* [Exercise instructions]:
Give only the number of lines that contain the word "this".

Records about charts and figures
━━━━━━━━━━━━━━━━━━━━━━━━━━━━━━
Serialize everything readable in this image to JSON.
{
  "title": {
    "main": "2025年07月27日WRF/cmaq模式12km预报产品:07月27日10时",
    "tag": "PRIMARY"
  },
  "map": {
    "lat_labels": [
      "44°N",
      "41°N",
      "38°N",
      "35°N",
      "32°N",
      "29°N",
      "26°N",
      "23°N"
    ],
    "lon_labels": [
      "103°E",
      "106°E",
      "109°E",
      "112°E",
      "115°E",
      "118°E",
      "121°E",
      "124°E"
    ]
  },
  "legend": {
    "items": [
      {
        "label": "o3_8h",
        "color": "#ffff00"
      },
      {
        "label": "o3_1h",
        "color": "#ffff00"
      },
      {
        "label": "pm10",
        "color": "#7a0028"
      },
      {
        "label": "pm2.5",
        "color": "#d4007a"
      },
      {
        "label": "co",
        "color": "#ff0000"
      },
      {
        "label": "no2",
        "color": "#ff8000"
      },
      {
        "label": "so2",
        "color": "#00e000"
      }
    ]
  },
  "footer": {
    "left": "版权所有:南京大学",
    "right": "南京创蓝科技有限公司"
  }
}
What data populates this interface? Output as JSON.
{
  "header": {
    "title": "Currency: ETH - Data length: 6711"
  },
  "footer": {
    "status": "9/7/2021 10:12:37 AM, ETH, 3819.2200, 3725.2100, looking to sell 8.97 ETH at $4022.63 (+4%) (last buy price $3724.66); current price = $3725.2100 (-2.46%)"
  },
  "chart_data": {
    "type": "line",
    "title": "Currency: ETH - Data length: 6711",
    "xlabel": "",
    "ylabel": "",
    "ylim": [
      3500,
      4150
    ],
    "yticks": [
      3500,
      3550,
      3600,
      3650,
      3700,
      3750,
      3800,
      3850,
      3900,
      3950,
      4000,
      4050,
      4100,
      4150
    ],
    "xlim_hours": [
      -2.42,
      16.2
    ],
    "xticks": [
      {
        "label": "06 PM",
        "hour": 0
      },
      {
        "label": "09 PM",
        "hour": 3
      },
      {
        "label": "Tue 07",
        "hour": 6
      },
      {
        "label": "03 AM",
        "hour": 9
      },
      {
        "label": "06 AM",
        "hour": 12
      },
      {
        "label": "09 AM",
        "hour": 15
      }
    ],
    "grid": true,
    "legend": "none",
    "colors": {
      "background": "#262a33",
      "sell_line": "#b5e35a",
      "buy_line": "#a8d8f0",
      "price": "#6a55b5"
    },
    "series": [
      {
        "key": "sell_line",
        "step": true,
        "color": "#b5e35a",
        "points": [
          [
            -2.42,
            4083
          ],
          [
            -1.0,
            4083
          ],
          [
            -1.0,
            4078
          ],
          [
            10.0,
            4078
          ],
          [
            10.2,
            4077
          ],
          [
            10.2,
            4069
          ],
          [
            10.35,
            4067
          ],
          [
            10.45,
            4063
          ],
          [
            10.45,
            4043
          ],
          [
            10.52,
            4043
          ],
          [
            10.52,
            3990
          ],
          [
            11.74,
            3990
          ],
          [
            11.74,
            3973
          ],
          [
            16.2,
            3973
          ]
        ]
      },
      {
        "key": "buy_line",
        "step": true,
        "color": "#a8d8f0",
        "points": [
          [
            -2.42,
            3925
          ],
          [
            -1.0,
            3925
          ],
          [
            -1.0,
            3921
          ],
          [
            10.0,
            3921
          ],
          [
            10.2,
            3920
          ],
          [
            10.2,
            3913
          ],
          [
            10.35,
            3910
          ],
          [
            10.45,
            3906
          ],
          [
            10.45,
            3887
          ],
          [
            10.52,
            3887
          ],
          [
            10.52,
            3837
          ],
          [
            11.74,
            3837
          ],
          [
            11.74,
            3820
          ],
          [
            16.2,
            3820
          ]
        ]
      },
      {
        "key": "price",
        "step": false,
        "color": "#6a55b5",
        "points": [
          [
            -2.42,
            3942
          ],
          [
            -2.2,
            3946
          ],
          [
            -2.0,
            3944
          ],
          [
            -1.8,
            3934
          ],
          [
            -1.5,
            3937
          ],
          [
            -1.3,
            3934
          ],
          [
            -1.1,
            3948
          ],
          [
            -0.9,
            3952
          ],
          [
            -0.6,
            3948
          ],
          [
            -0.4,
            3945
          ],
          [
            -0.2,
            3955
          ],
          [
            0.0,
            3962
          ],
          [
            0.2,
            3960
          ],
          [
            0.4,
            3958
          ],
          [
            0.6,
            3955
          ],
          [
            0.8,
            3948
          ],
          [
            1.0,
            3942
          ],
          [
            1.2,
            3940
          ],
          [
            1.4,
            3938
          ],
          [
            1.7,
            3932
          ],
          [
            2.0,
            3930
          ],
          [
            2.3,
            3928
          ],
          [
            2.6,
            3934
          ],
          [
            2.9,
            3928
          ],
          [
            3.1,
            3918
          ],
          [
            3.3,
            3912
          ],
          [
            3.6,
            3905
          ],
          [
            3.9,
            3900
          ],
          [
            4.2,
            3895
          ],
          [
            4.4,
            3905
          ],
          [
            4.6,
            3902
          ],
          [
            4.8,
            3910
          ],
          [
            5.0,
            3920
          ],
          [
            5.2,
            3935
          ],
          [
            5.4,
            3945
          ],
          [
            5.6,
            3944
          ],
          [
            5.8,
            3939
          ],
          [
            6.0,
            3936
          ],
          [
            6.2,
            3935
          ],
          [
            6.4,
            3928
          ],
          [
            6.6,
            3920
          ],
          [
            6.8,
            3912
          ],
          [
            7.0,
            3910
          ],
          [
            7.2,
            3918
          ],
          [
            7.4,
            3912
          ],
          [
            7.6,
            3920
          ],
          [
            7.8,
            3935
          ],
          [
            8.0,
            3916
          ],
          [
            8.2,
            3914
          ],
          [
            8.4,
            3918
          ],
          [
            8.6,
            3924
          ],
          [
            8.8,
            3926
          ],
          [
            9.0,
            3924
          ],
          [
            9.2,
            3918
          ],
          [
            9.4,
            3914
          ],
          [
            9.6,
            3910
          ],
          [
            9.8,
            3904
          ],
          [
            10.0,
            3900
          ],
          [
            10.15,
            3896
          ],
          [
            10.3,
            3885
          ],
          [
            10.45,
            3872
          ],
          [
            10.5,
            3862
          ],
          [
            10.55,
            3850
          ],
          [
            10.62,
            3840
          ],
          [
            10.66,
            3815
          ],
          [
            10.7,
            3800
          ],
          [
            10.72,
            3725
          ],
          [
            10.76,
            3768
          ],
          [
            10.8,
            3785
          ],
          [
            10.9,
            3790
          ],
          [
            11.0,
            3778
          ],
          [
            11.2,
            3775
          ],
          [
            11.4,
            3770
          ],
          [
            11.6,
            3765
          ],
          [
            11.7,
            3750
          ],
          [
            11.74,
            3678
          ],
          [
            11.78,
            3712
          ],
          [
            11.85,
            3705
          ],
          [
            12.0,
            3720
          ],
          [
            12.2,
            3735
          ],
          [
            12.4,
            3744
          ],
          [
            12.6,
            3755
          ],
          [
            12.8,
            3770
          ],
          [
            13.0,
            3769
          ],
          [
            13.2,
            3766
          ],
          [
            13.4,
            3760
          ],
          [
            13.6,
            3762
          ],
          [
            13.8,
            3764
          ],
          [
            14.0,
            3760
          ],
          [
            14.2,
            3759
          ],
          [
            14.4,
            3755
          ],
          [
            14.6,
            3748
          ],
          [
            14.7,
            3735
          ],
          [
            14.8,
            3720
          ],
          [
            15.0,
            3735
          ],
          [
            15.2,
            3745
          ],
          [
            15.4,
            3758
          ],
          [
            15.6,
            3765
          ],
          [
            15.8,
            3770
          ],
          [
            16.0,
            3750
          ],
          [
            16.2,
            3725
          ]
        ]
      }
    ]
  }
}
━━━━━━━━━━━━━━━━━━━━━━━━━━━━━━
* [In response]:
2